> TASK OBJECTIVE: Go through the records and copy each line where the word "срок" occurs.

> DATASET:
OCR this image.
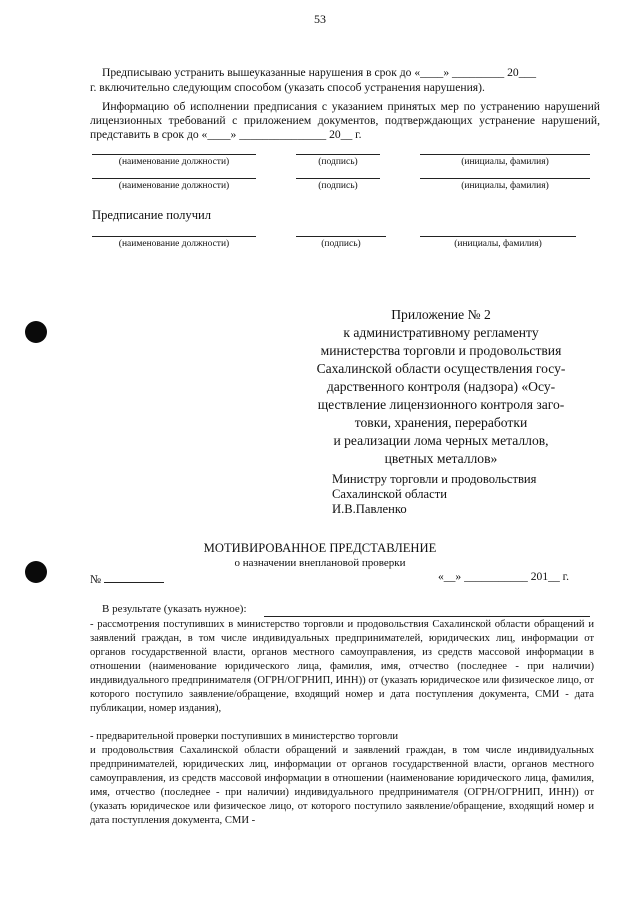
53
Предписываю устранить вышеуказанные нарушения в срок до «____» _________ 20___
г. включительно следующим способом (указать способ устранения нарушения).
Информацию об исполнении предписания с указанием принятых мер по устранению нарушений лицензионных требований с приложением документов, подтверждающих устранение нарушений, представить в срок до «____» _______________ 20__ г.
(наименование должности)	(подпись)	(инициалы, фамилия)
(наименование должности)	(подпись)	(инициалы, фамилия)
Предписание получил
(наименование должности)	(подпись)	(инициалы, фамилия)
Приложение № 2
к административному регламенту
министерства торговли и продовольствия
Сахалинской области осуществления госу-
дарственного контроля (надзора) «Осу-
ществление лицензионного контроля заго-
товки, хранения, переработки
и реализации лома черных металлов,
цветных металлов»
Министру торговли и продовольствия
Сахалинской области
И.В.Павленко
МОТИВИРОВАННОЕ ПРЕДСТАВЛЕНИЕ
о назначении внеплановой проверки
№	«__» ___________ 201__ г.
В результате (указать нужное):
- рассмотрения поступивших в министерство торговли и продовольствия Сахалинской области обращений и заявлений граждан, в том числе индивидуальных предпринимателей, юридических лиц, информации от органов государственной власти, органов местного самоуправления, из средств массовой информации в отношении (наименование юридического лица, фамилия, имя, отчество (последнее - при наличии) индивидуального предпринимателя (ОГРН/ОГРНИП, ИНН)) от (указать юридическое или физическое лицо, от которого поступило заявление/обращение, входящий номер и дата поступления документа, СМИ - дата публикации, номер издания),
- предварительной проверки поступивших в министерство торговли
и продовольствия Сахалинской области обращений и заявлений граждан, в том числе индивидуальных предпринимателей, юридических лиц, информации от органов государственной власти, органов местного самоуправления, из средств массовой информации в отношении (наименование юридического лица, фамилия, имя, отчество (последнее - при наличии) индивидуального предпринимателя (ОГРН/ОГРНИП, ИНН)) от (указать юридическое или физическое лицо, от которого поступило заявление/обращение, входящий номер и дата поступления документа, СМИ -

> RESPONSE:
Предписываю устранить вышеуказанные нарушения в срок до «____» _________ 20___
Информацию об исполнении предписания с указанием принятых мер по устранению нарушений лицензионных требований с приложением документов, подтверждающих устранение нарушений, представить в срок до «____» _______________ 20__ г.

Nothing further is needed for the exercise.